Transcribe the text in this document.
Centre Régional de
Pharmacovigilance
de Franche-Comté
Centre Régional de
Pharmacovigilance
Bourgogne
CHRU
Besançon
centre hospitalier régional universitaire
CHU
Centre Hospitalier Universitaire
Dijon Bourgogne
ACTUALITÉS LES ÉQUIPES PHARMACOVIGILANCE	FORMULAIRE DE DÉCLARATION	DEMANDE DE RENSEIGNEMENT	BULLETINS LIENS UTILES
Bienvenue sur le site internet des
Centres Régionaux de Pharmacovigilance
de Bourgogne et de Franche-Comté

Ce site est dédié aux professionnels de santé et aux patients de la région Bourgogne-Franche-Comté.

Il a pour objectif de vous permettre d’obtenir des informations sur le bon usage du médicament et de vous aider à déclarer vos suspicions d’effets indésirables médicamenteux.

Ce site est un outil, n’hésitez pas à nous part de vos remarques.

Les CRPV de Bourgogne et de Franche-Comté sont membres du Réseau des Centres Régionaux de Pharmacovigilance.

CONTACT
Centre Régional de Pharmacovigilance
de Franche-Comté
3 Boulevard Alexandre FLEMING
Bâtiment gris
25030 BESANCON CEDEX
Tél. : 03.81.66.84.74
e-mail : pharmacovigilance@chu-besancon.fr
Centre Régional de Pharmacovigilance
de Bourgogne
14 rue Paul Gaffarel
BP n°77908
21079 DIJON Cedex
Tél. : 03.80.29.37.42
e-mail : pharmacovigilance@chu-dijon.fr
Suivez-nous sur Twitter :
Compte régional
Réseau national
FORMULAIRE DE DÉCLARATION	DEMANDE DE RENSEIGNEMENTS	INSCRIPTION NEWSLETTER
------
• **Task statement**:
Whenever a line of the listing above holds the word "site", copy that line.

• **Exercise answer**:
Bienvenue sur le site internet des
Ce site est dédié aux professionnels de santé et aux patients de la région Bourgogne-Franche-Comté.
Ce site est un outil, n’hésitez pas à nous part de vos remarques.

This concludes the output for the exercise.